▶ _DATASET ROWS_

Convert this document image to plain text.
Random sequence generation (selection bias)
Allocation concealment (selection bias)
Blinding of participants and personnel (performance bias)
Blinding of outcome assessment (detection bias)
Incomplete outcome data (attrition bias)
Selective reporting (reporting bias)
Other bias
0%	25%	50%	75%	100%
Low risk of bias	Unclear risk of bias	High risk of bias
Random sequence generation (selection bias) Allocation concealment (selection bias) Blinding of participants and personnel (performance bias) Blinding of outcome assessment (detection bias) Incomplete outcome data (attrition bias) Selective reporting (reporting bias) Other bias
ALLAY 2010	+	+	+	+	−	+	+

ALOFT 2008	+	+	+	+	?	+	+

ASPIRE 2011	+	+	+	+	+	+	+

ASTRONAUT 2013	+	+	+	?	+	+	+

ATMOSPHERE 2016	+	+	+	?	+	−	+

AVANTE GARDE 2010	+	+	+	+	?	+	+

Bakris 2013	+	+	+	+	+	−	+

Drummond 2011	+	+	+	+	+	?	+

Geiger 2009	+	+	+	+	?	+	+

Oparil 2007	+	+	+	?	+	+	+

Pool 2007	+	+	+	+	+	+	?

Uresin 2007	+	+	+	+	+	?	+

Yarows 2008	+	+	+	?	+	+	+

▶ _WORK REQUIRED_
Retype every record above exactly as it appears.

▶ _OUTPUT_
Convert this document image to plain text.
Random sequence generation (selection bias)
Allocation concealment (selection bias)
Blinding of participants and personnel (performance bias)
Blinding of outcome assessment (detection bias)
Incomplete outcome data (attrition bias)
Selective reporting (reporting bias)
Other bias
0%	25%	50%	75%	100%
Low risk of bias	Unclear risk of bias	High risk of bias
Random sequence generation (selection bias) Allocation concealment (selection bias) Blinding of participants and personnel (performance bias) Blinding of outcome assessment (detection bias) Incomplete outcome data (attrition bias) Selective reporting (reporting bias) Other bias
ALLAY 2010	+	+	+	+	−	+	+

ALOFT 2008	+	+	+	+	?	+	+

ASPIRE 2011	+	+	+	+	+	+	+

ASTRONAUT 2013	+	+	+	?	+	+	+

ATMOSPHERE 2016	+	+	+	?	+	−	+

AVANTE GARDE 2010	+	+	+	+	?	+	+

Bakris 2013	+	+	+	+	+	−	+

Drummond 2011	+	+	+	+	+	?	+

Geiger 2009	+	+	+	+	?	+	+

Oparil 2007	+	+	+	?	+	+	+

Pool 2007	+	+	+	+	+	+	?

Uresin 2007	+	+	+	+	+	?	+

Yarows 2008	+	+	+	?	+	+	+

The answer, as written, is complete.